**EXERCISE GOAL**
Look through the material below. Copy each line that contains the string "highlight".

[Stored data]
********

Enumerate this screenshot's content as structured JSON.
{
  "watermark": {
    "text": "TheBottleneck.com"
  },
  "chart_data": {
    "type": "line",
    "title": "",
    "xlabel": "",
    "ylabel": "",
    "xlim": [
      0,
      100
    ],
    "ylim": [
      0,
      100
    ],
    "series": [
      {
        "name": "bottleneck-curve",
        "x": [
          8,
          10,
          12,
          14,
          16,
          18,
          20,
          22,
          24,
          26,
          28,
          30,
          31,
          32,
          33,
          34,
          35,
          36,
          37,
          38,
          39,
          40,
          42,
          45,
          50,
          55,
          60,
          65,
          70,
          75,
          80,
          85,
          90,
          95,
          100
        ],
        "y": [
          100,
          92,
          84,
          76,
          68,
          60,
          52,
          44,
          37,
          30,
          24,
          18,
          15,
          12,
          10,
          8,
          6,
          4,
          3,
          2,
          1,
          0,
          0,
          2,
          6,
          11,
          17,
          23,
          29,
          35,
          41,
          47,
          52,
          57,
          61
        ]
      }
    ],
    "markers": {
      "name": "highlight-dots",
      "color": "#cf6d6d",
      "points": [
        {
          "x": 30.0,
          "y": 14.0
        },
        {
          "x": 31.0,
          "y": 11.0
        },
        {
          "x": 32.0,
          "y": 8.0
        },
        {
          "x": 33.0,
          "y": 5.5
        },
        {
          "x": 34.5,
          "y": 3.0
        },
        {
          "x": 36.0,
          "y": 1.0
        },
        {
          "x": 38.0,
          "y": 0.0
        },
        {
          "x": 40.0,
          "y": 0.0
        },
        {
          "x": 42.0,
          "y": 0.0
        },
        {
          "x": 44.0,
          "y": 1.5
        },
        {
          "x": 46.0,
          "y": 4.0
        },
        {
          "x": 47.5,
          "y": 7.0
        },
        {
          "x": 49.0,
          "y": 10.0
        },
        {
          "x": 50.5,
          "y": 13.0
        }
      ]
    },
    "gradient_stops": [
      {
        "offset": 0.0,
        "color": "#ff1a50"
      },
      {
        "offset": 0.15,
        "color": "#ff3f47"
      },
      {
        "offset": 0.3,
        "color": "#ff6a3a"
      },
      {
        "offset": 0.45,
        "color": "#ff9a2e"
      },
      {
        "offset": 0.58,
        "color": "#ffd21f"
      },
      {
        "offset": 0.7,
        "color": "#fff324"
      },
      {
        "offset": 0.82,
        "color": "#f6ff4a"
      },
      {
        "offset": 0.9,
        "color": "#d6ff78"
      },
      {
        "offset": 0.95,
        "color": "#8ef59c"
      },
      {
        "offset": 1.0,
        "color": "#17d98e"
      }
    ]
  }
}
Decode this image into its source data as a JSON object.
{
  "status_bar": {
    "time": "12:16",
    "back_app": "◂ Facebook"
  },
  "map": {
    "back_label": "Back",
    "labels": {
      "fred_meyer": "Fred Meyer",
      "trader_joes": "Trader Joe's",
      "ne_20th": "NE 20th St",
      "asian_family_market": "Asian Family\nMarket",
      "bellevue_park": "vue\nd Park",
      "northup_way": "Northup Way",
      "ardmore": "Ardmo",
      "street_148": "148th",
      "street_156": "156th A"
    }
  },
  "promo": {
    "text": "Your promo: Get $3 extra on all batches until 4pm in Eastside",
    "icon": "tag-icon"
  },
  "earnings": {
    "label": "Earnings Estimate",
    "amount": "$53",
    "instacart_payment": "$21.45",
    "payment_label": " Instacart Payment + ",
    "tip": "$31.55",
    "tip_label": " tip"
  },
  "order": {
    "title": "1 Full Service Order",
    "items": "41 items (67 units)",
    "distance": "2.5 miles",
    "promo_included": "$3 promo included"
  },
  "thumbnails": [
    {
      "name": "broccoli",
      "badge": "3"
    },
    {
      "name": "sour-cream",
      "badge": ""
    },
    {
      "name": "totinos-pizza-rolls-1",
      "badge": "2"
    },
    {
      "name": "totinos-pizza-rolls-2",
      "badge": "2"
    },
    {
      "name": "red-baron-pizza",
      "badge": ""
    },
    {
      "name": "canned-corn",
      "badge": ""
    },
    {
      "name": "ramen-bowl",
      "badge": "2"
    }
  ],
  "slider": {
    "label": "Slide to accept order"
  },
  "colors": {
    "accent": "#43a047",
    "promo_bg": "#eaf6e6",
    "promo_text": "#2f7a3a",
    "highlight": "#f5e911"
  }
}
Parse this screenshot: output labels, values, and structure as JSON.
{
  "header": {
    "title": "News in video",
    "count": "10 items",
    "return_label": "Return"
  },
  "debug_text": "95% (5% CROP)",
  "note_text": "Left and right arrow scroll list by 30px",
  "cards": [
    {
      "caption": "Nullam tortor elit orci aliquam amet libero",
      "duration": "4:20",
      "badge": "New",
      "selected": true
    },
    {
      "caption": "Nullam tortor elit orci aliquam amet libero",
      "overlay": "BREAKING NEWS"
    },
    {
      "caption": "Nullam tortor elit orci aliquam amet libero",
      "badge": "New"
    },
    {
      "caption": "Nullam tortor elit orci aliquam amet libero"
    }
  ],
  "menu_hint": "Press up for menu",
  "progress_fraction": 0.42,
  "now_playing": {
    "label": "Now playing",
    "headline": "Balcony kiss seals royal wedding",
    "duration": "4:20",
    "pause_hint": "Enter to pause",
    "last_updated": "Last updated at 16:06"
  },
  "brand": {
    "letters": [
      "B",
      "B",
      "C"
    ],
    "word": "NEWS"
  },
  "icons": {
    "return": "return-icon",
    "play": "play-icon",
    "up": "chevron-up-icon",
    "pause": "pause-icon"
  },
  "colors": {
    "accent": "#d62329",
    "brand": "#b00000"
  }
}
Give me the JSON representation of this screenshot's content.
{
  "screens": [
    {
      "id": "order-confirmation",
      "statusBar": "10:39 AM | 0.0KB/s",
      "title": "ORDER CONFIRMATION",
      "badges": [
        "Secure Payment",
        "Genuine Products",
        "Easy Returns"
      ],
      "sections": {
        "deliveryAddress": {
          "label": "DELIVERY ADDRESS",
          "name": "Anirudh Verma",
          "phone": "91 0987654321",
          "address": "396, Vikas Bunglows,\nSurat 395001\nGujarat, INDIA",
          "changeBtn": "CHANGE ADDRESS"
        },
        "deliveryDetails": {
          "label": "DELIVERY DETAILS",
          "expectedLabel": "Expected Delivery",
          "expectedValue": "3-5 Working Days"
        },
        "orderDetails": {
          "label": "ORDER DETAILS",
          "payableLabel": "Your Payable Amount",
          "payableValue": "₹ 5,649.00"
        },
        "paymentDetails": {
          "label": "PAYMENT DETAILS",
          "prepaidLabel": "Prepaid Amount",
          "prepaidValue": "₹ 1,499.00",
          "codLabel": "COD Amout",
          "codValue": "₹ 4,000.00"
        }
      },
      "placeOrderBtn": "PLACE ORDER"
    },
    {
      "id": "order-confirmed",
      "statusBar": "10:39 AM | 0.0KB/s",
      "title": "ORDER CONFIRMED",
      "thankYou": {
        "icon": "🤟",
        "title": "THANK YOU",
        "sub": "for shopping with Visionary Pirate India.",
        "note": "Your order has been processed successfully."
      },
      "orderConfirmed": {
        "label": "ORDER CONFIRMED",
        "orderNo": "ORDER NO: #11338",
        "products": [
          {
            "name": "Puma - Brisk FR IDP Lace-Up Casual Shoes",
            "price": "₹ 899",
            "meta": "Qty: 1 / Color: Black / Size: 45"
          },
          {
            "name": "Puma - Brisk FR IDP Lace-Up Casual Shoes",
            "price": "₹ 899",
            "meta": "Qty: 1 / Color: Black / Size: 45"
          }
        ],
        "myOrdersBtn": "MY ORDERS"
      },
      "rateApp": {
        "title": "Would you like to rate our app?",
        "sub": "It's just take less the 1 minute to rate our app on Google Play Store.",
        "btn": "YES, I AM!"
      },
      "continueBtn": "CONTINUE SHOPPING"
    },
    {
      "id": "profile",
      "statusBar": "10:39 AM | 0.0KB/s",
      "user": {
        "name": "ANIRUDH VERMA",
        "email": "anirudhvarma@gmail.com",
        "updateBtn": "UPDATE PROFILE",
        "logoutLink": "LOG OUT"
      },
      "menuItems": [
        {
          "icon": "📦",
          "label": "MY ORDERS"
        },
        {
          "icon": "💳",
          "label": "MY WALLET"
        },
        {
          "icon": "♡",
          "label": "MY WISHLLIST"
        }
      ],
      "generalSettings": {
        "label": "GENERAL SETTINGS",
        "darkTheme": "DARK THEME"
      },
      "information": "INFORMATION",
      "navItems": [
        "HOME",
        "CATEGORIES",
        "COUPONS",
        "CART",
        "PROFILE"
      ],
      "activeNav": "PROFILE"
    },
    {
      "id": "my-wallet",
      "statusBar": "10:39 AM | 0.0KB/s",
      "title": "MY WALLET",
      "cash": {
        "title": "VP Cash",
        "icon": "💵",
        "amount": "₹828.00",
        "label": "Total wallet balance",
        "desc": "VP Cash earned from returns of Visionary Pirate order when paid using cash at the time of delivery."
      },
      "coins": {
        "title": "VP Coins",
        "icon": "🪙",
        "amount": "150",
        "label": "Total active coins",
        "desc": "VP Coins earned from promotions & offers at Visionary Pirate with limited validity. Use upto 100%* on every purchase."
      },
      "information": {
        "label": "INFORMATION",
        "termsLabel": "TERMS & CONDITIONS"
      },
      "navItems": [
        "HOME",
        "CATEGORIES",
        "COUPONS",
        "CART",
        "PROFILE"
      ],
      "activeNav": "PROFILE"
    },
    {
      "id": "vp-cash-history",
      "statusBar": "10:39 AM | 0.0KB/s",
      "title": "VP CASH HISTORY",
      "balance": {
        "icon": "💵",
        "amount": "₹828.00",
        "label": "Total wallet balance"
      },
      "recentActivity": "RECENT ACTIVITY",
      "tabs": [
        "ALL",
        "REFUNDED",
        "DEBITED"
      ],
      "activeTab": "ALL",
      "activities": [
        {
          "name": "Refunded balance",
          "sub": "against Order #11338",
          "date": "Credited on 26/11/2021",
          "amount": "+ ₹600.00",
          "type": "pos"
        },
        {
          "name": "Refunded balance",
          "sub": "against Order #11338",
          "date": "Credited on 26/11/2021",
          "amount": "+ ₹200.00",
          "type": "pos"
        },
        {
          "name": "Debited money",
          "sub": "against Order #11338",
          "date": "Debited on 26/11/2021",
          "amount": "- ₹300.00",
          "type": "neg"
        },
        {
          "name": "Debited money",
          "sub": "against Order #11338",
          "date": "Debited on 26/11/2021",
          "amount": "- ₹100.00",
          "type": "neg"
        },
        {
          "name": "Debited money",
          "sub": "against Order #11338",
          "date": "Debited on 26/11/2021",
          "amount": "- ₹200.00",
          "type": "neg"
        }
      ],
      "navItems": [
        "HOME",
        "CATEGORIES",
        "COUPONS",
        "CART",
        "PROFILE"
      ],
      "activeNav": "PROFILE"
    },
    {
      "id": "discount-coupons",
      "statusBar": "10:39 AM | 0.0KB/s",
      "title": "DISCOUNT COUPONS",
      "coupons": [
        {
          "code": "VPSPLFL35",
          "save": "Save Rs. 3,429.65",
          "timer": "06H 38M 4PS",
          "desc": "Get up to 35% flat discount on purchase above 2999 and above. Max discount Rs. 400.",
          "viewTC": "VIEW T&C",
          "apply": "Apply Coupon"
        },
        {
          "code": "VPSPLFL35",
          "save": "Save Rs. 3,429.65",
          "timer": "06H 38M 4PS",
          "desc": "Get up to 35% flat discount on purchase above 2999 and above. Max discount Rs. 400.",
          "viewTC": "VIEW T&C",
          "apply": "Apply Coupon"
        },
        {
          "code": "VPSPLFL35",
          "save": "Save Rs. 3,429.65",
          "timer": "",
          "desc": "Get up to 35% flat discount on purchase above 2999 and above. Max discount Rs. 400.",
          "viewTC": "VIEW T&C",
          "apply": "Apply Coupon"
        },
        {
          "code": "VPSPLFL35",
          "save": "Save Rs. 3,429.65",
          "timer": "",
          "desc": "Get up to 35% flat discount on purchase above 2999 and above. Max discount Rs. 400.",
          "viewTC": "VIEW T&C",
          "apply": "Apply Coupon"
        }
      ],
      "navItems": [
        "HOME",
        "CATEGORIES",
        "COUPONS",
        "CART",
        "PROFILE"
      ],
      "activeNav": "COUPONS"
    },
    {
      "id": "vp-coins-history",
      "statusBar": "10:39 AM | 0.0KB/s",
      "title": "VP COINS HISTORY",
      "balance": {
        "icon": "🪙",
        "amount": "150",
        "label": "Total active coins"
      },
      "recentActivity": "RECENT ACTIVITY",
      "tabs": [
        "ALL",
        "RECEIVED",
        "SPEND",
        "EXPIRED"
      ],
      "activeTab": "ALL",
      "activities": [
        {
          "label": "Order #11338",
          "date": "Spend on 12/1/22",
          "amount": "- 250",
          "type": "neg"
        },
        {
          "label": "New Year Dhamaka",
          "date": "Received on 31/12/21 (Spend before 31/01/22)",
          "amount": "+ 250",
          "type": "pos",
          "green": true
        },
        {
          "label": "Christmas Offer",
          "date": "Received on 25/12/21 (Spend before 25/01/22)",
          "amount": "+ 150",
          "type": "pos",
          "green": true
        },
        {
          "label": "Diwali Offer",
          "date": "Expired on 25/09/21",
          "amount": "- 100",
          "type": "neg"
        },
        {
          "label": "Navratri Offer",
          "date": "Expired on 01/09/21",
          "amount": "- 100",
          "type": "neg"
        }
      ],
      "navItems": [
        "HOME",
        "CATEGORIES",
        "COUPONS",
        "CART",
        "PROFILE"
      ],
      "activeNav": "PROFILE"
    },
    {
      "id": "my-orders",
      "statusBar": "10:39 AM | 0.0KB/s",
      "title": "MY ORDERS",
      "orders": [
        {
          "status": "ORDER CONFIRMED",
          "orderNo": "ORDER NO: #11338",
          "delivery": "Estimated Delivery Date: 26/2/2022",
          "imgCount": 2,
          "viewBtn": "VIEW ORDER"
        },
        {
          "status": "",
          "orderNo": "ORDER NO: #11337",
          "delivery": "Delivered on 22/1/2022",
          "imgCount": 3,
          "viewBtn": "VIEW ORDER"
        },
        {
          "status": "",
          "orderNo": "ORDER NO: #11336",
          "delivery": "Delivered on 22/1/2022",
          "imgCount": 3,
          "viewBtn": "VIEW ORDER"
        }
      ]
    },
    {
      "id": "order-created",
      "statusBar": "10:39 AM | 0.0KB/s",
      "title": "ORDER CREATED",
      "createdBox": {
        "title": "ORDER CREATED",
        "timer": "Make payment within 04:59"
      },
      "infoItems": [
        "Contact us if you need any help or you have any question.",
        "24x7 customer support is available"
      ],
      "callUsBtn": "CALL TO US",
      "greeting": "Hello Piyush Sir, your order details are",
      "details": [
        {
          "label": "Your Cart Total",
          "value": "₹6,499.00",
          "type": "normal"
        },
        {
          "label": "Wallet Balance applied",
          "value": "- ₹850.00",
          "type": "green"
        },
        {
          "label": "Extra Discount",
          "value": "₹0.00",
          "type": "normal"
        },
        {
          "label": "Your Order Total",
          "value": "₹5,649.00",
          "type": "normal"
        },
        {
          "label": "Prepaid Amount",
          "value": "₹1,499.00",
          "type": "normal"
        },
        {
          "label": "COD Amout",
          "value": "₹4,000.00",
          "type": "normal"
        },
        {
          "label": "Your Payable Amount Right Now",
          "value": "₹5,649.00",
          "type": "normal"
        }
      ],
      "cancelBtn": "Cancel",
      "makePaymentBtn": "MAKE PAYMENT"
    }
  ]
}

********

**TASK RESPONSE**
      "name": "highlight-dots",
    "highlight": "#f5e911"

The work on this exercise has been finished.